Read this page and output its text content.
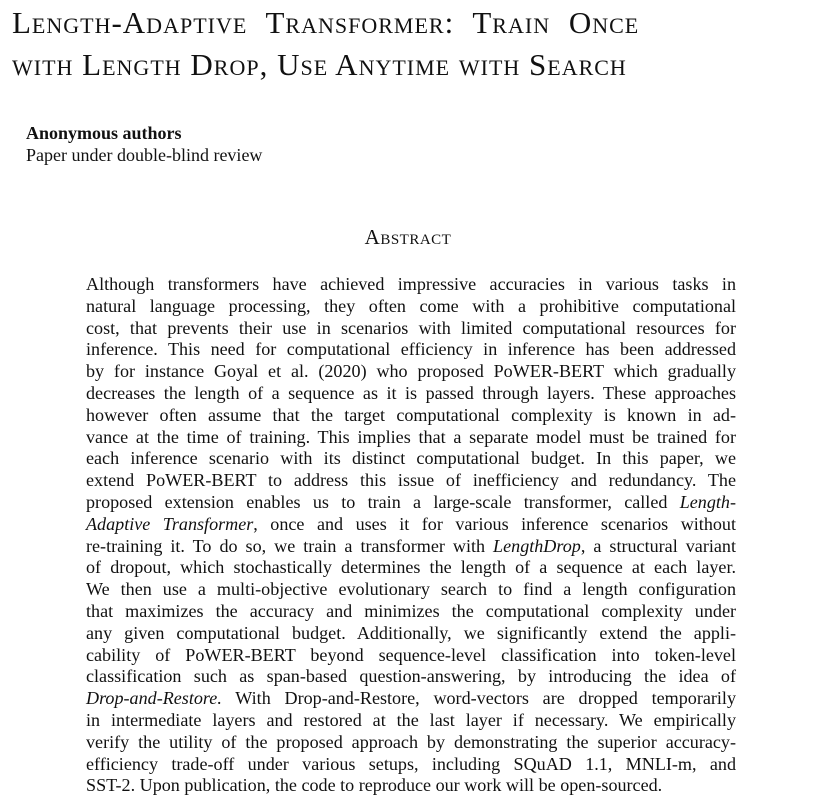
Length-Adaptive Transformer: Train Once
with Length Drop, Use Anytime with Search
Anonymous authors
Paper under double-blind review
Abstract
Although transformers have achieved impressive accuracies in various tasks in
natural language processing, they often come with a prohibitive computational
cost, that prevents their use in scenarios with limited computational resources for
inference. This need for computational efficiency in inference has been addressed
by for instance Goyal et al. (2020) who proposed PoWER-BERT which gradually
decreases the length of a sequence as it is passed through layers. These approaches
however often assume that the target computational complexity is known in ad-
vance at the time of training. This implies that a separate model must be trained for
each inference scenario with its distinct computational budget. In this paper, we
extend PoWER-BERT to address this issue of inefficiency and redundancy. The
proposed extension enables us to train a large-scale transformer, called Length-
Adaptive Transformer, once and uses it for various inference scenarios without
re-training it. To do so, we train a transformer with LengthDrop, a structural variant
of dropout, which stochastically determines the length of a sequence at each layer.
We then use a multi-objective evolutionary search to find a length configuration
that maximizes the accuracy and minimizes the computational complexity under
any given computational budget. Additionally, we significantly extend the appli-
cability of PoWER-BERT beyond sequence-level classification into token-level
classification such as span-based question-answering, by introducing the idea of
Drop-and-Restore. With Drop-and-Restore, word-vectors are dropped temporarily
in intermediate layers and restored at the last layer if necessary. We empirically
verify the utility of the proposed approach by demonstrating the superior accuracy-
efficiency trade-off under various setups, including SQuAD 1.1, MNLI-m, and
SST-2. Upon publication, the code to reproduce our work will be open-sourced.
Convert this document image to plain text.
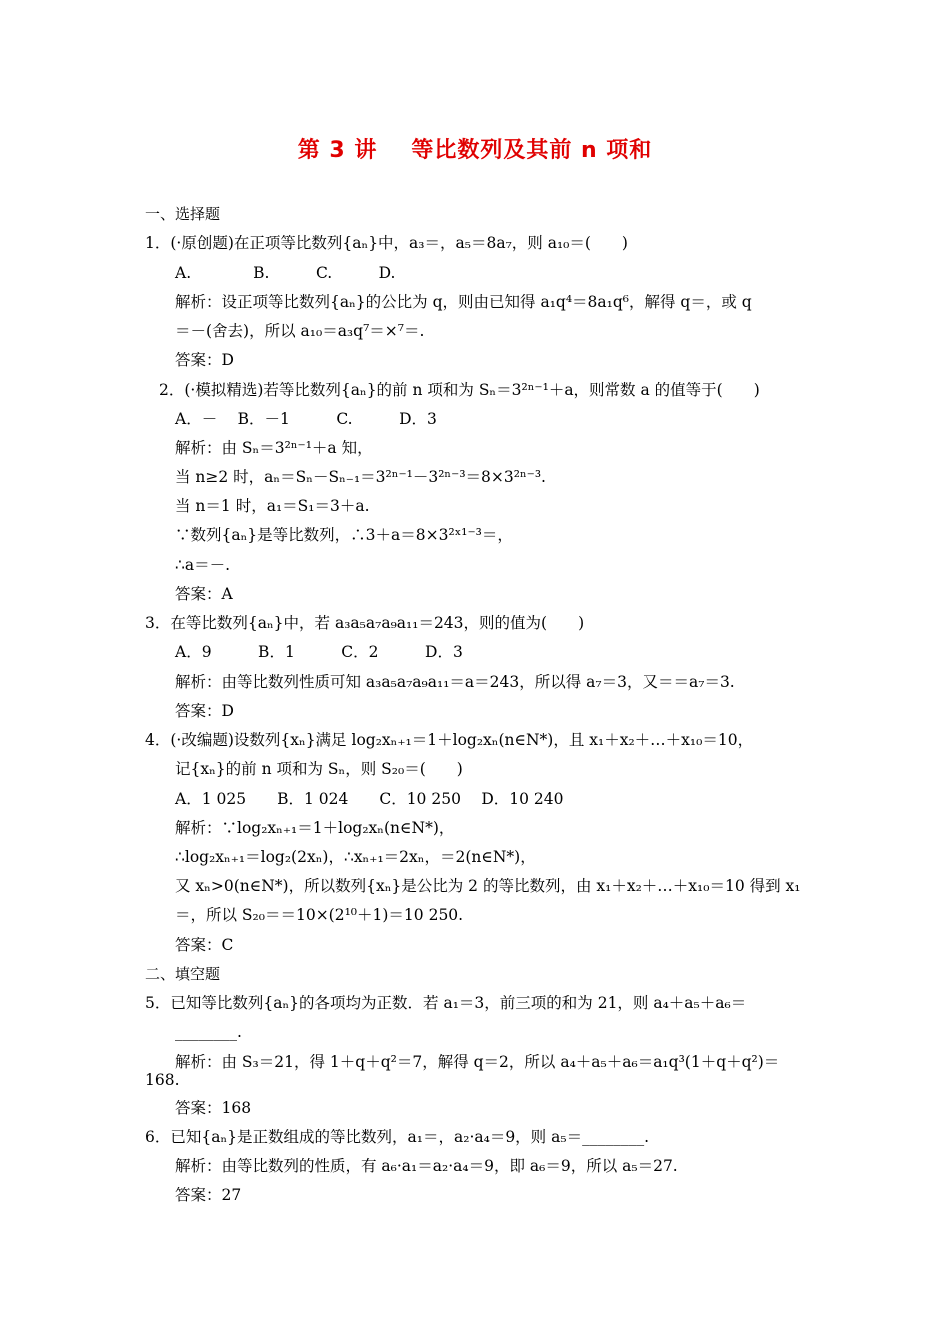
第 3 讲 等比数列及其前 n 项和
一、选择题
1．(·原创题)在正项等比数列{aₙ}中，a₃＝，a₅＝8a₇，则 a₁₀＝(　　)
A.　　　　B.　　　C.　　　D.
解析：设正项等比数列{aₙ}的公比为 q，则由已知得 a₁q⁴＝8a₁q⁶，解得 q＝，或 q
＝－(舍去)，所以 a₁₀＝a₃q⁷＝×⁷＝.
答案：D
2．(·模拟精选)若等比数列{aₙ}的前 n 项和为 Sₙ＝3²ⁿ⁻¹＋a，则常数 a 的值等于(　　)
A．－　 B．－1　　　C.　　　D．3
解析：由 Sₙ＝3²ⁿ⁻¹＋a 知，
当 n≥2 时，aₙ＝Sₙ－Sₙ₋₁＝3²ⁿ⁻¹－3²ⁿ⁻³＝8×3²ⁿ⁻³.
当 n＝1 时，a₁＝S₁＝3＋a.
∵数列{aₙ}是等比数列，∴3＋a＝8×3²ˣ¹⁻³＝，
∴a＝－.
答案：A
3．在等比数列{aₙ}中，若 a₃a₅a₇a₉a₁₁＝243，则的值为(　　)
A．9　　　B．1　　　C．2　　　D．3
解析：由等比数列性质可知 a₃a₅a₇a₉a₁₁＝a＝243，所以得 a₇＝3，又＝＝a₇＝3.
答案：D
4．(·改编题)设数列{xₙ}满足 log₂xₙ₊₁＝1＋log₂xₙ(n∈N*)，且 x₁＋x₂＋…＋x₁₀＝10，
记{xₙ}的前 n 项和为 Sₙ，则 S₂₀＝(　　)
A．1 025　　B．1 024　　C．10 250　 D．10 240
解析：∵log₂xₙ₊₁＝1＋log₂xₙ(n∈N*)，
∴log₂xₙ₊₁＝log₂(2xₙ)，∴xₙ₊₁＝2xₙ，＝2(n∈N*)，
又 xₙ>0(n∈N*)，所以数列{xₙ}是公比为 2 的等比数列，由 x₁＋x₂＋…＋x₁₀＝10 得到 x₁
＝，所以 S₂₀＝＝10×(2¹⁰＋1)＝10 250.
答案：C
二、填空题
5．已知等比数列{aₙ}的各项均为正数．若 a₁＝3，前三项的和为 21，则 a₄＋a₅＋a₆＝
________.
解析：由 S₃＝21，得 1＋q＋q²＝7，解得 q＝2，所以 a₄＋a₅＋a₆＝a₁q³(1＋q＋q²)＝
168.
答案：168
6．已知{aₙ}是正数组成的等比数列，a₁＝，a₂·a₄＝9，则 a₅＝________.
解析：由等比数列的性质，有 a₆·a₁＝a₂·a₄＝9，即 a₆＝9，所以 a₅＝27.
答案：27
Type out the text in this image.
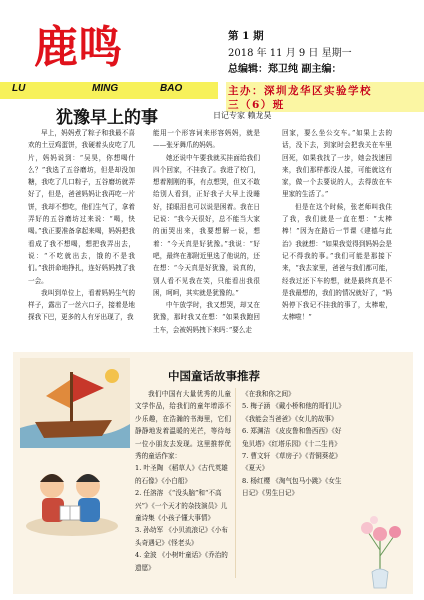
鹿鸣
LU	MING	BAO
第 1 期
2018 年 11 月 9 日 星期一
总编辑：郑卫纯 副主编：
主办：深圳龙华区实验学校
三（6）班
犹豫早上的事	日记专家 赖龙昊

早上，妈妈煮了粽子和我最不喜欢的土豆鸡蛋饼，我硬着头皮吃了几片，妈妈说到：“吴昊，你想喝什么？”我选了五谷磨坊，但是却没加糖，我吃了几口粽子，五谷磨坊就弄好了，但是，爸爸妈妈让我再吃一片饼，我却不想吃，他们生气了，拿着弄好的五谷磨坊过来说：“喝，快喝。”我正要准备拿起来喝，妈妈把我看成了我不想喝，想把我弄出去，说：“不吃就出去，饿的不是我们。”我拼命地挣扎，连好妈妈拽了我一会。

我叫到单位上，看着妈妈生气的样子，露出了一丝六口子，接着是地探我下巴，更多的人有牙出现了，我

能用一个形容词来形容妈妈，就是——张牙舞爪的妈妈。

她还说中午要我就买挂面给我们四个回家，不挂我了。我进了校门，想着刚刚的事，有点想哭，但又不敢给别人看到，正好我子大早上没睡好，揉眼泪也可以说是困着。我在日记说：“我今天很好，总不能当大家的面哭出来，我要想解一说，想着：“今天真是好犹豫。”我说：“好吧，最终在那附近里选了他说的，还在想：“今天真是好犹豫，说真的，别人看不见我在笑，只能看出我很困，呵呵，其实就是犹豫的。”

中午放学时，我又想哭，却又在犹豫，那时我又在想：“如果我跑回土车，会被妈妈拽下来吗：”要么走

回家，要么坐公交车。”如果上去的话，没下去，到家时会把我关在车里回死，如果我找了一步，她会找速回来，我们那样都没人接，可能就这有家，做一个去要说的人，去得放在车里家的生活了。”

但是在这个时候，张老师叫我住了我，我们就是一直在想：“太棒棒！”因为在路后一节课《建德与此治》我就想：“如果我觉得到妈妈会是记不得我的事。”我们可能是那接下来，“我去家里，爸爸与我们都可能，经我过还下车的想，就是最终真是不是我最想的，我们的情况就好了，“妈妈停下我记不挂我的事了，太棒啦，太棒啦！”

中国童话故事推荐

我们中国有大量优秀的儿童文学作品，给我们的童年增添不少乐趣，在浩瀚的书海里，它们静静地发着温暖的光芒，等待每一位小朋友去发现。这里推荐优秀的童话作家：

1. 叶圣陶 《稻草人》《古代英雄的石像》《小白船》

2. 任溶溶 《“没头脑”和“不高兴”》《一个天才的杂技演员》儿童诗集《小孩子懂大事情》

3. 孙幼军 《小贝流浪记》《小布头奇遇记》《怪老头》

4. 金波 《小树叶童话》《乔治的遗愿》

《在我和你之间》

5. 梅子涵 《戴小桥和他的哥们儿》《我能会当爸爸》《女儿的故事》

6. 郑渊洁 《皮皮鲁和鲁西西》《好兔贝塔》《红塔乐园》《十二生肖》

7. 曹文轩 《草房子》《青铜葵花》《夏天》

8. 杨红樱 《淘气包马小跳》《女生日记》《男生日记》
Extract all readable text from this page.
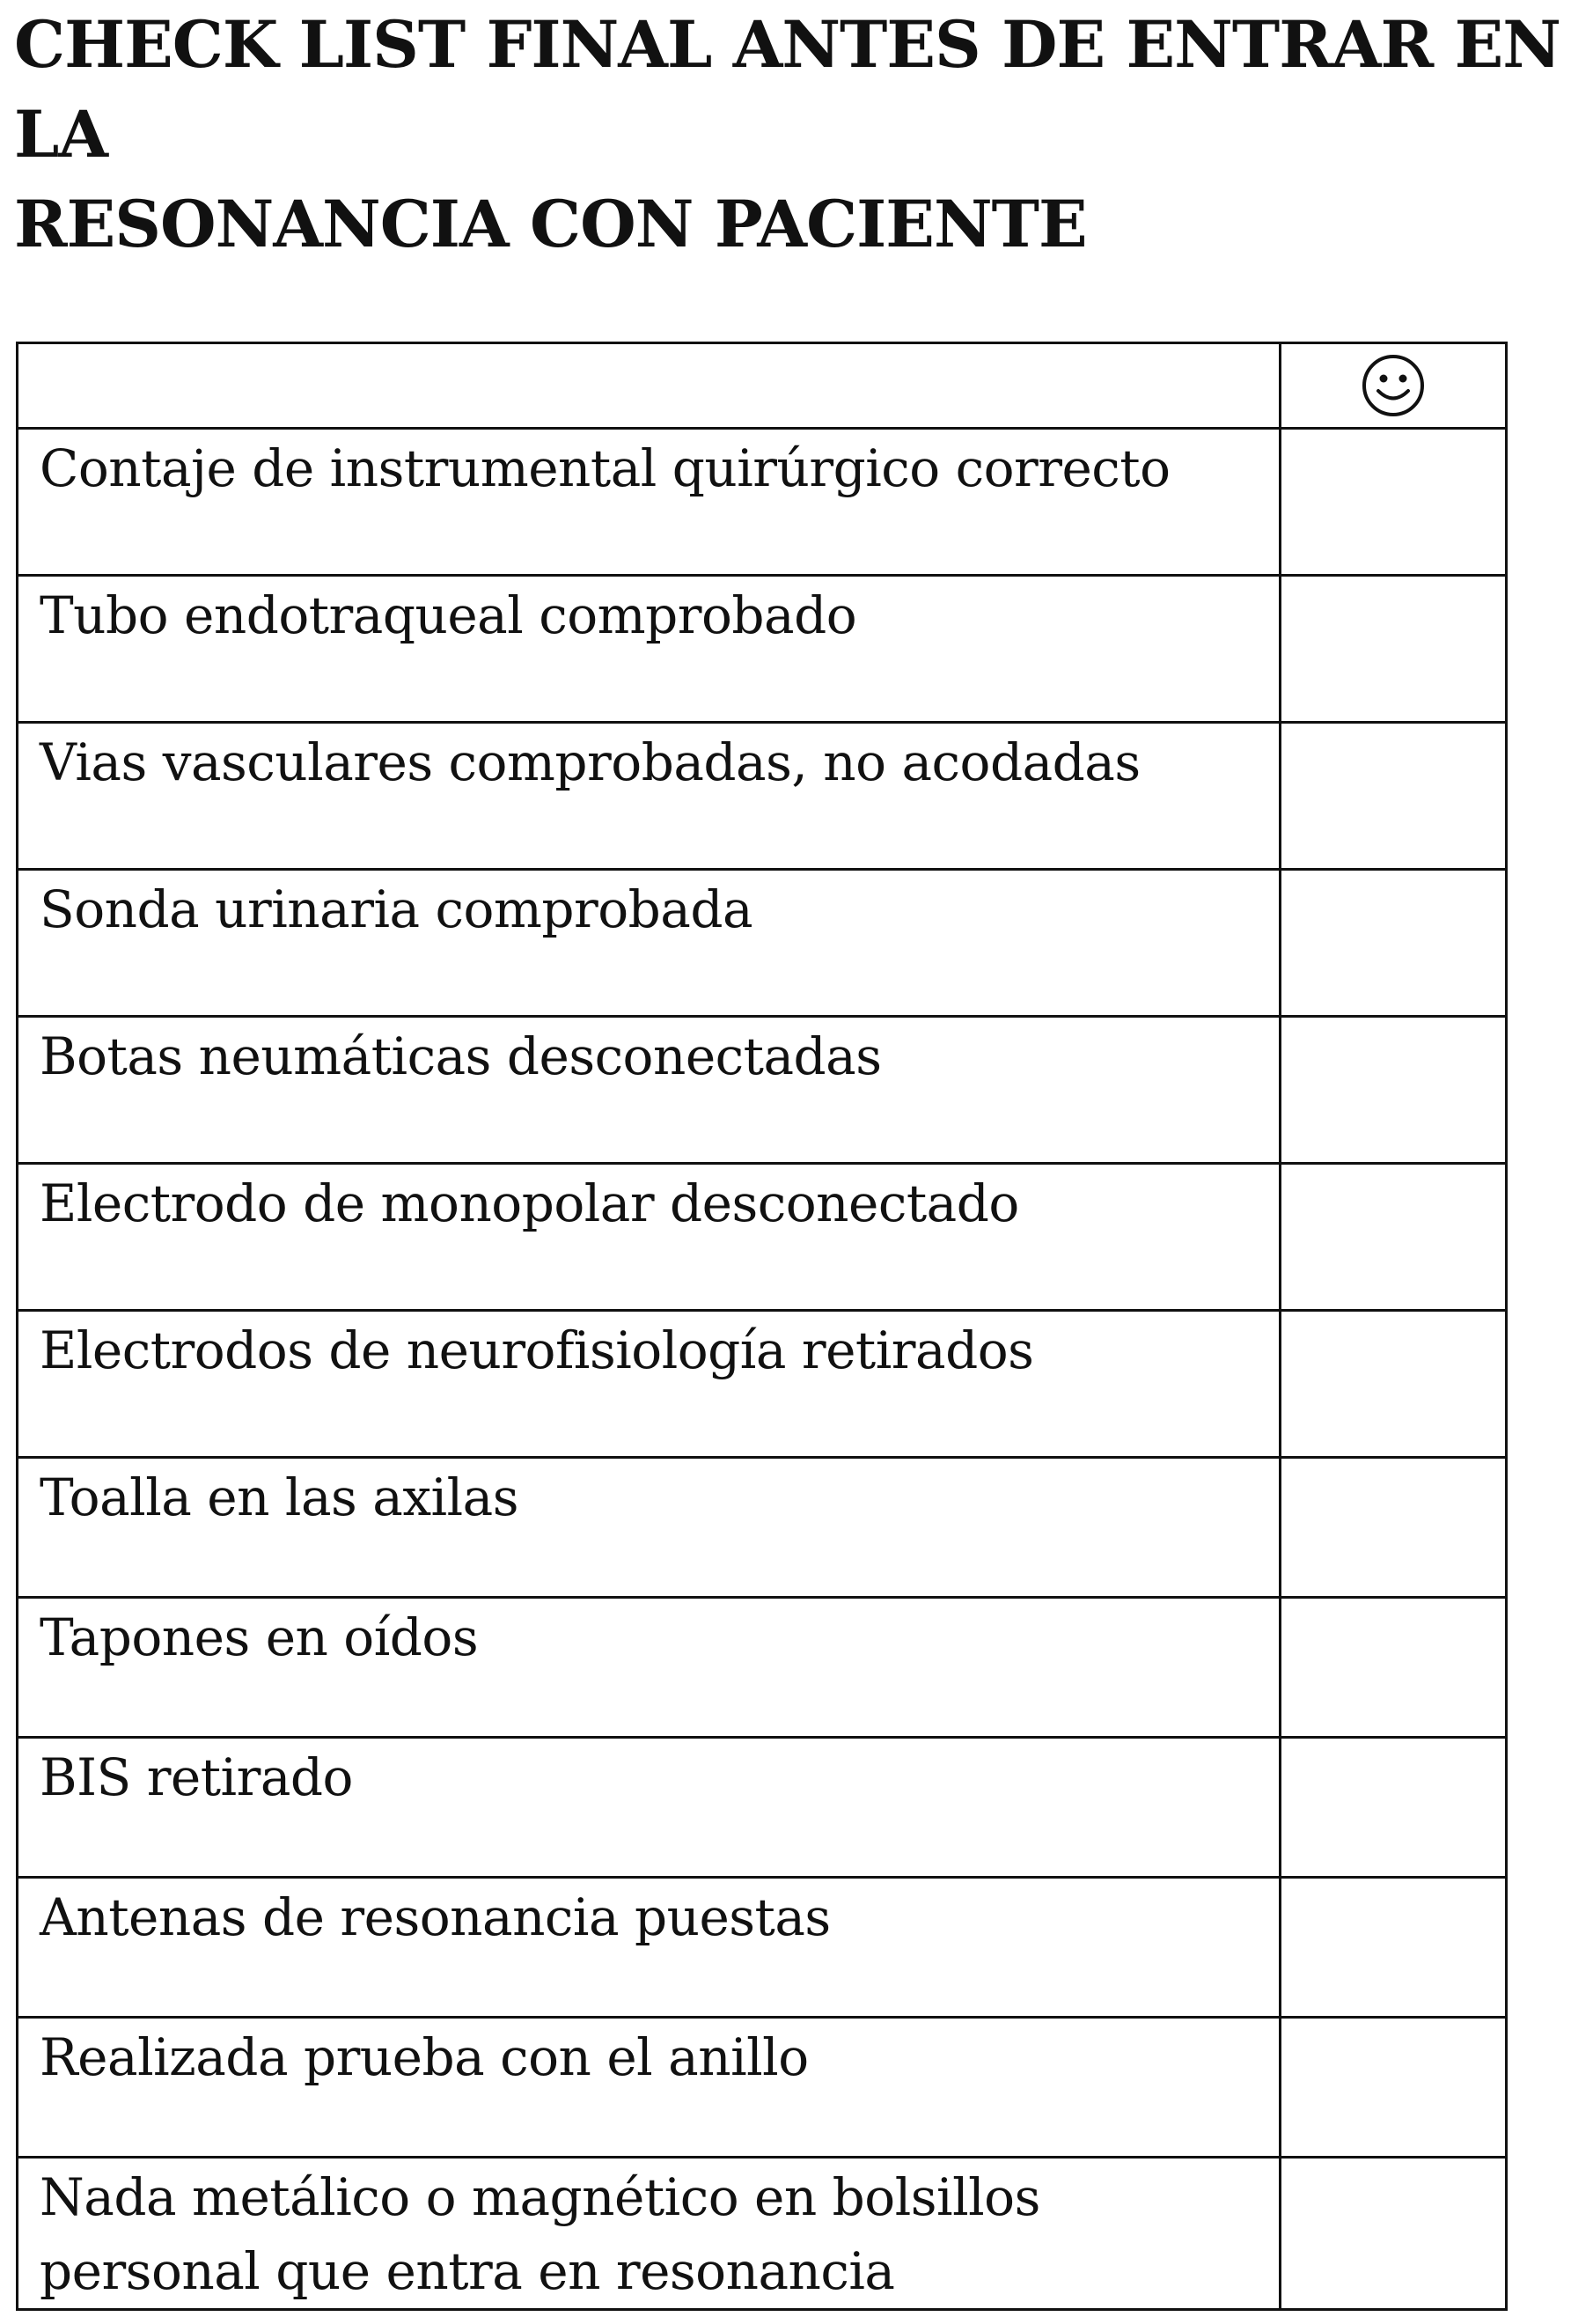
CHECK LIST FINAL ANTES DE ENTRAR EN LA
RESONANCIA CON PACIENTE

Contaje de instrumental quirúrgico correcto	

Tubo endotraqueal comprobado	

Vias vasculares comprobadas, no acodadas	

Sonda urinaria comprobada	

Botas neumáticas desconectadas	

Electrodo de monopolar desconectado	

Electrodos de neurofisiología retirados	

Toalla en las axilas	

Tapones en oídos	

BIS retirado	

Antenas de resonancia puestas	

Realizada prueba con el anillo	

Nada metálico o magnético en bolsillos
personal que entra en resonancia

• • • • •

### [SET TASK]
Identify the lines of the data that contain the word "BERT". Copy each of them.

### [THE SOLUTION]
by for instance Goyal et al. (2020) who proposed PoWER-BERT which gradually
extend PoWER-BERT to address this issue of inefficiency and redundancy. The
cability of PoWER-BERT beyond sequence-level classification into token-level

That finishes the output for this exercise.